* What this task involves
Every entry below should be printed exactly, without its images.

* Extracted information

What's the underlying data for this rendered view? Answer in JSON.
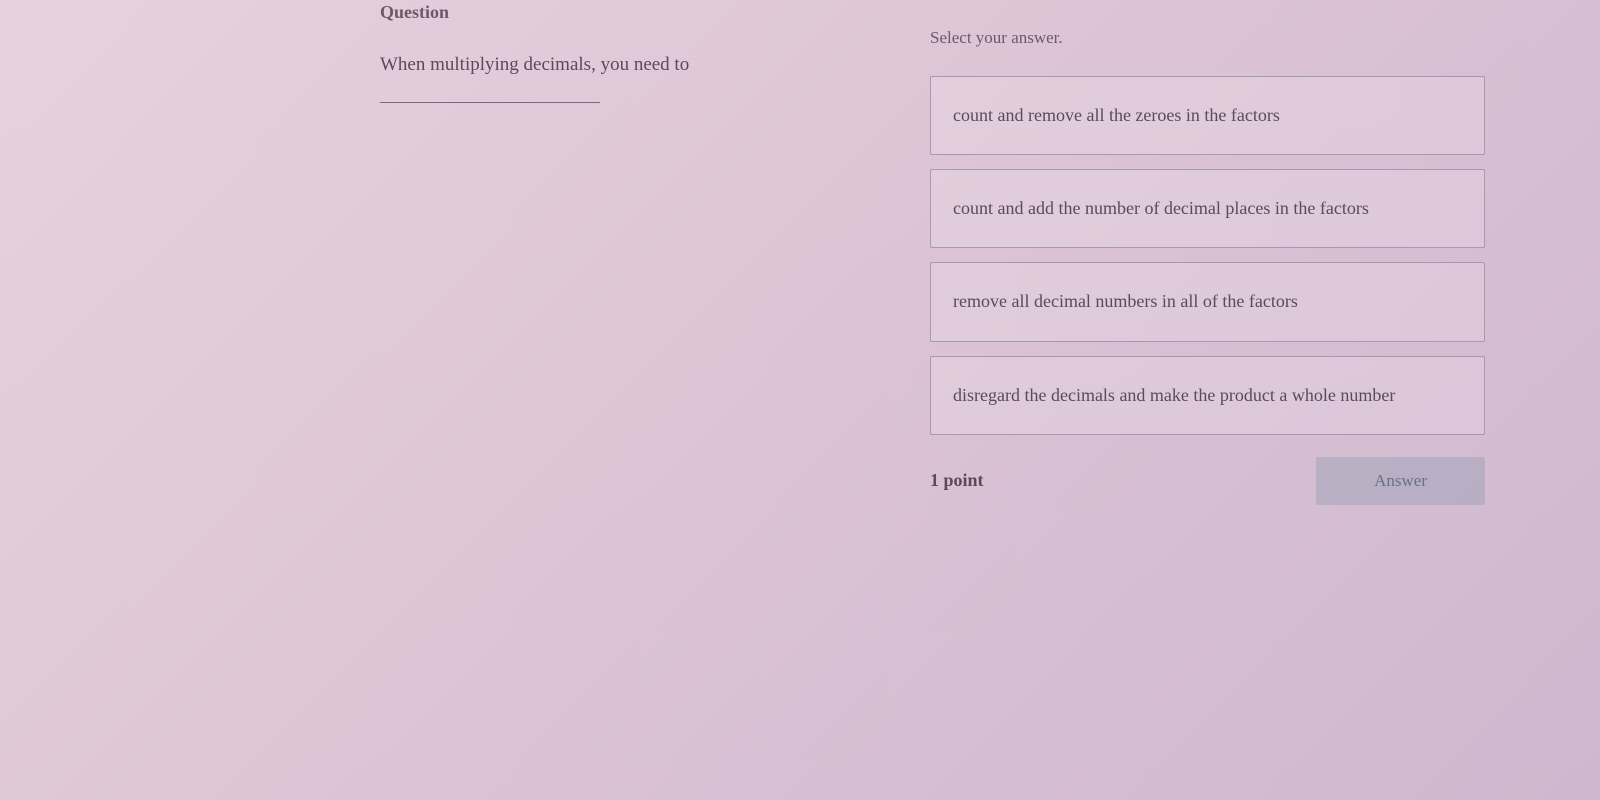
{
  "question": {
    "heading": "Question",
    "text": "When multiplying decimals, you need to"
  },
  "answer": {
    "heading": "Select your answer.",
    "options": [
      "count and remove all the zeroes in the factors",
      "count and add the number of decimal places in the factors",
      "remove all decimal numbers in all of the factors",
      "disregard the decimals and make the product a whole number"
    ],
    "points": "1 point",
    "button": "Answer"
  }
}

* Exercise response
What's the underlying data for this rendered view? Answer in JSON.
{
  "question": {
    "heading": "Question",
    "text": "When multiplying decimals, you need to"
  },
  "answer": {
    "heading": "Select your answer.",
    "options": [
      "count and remove all the zeroes in the factors",
      "count and add the number of decimal places in the factors",
      "remove all decimal numbers in all of the factors",
      "disregard the decimals and make the product a whole number"
    ],
    "points": "1 point",
    "button": "Answer"
  }
}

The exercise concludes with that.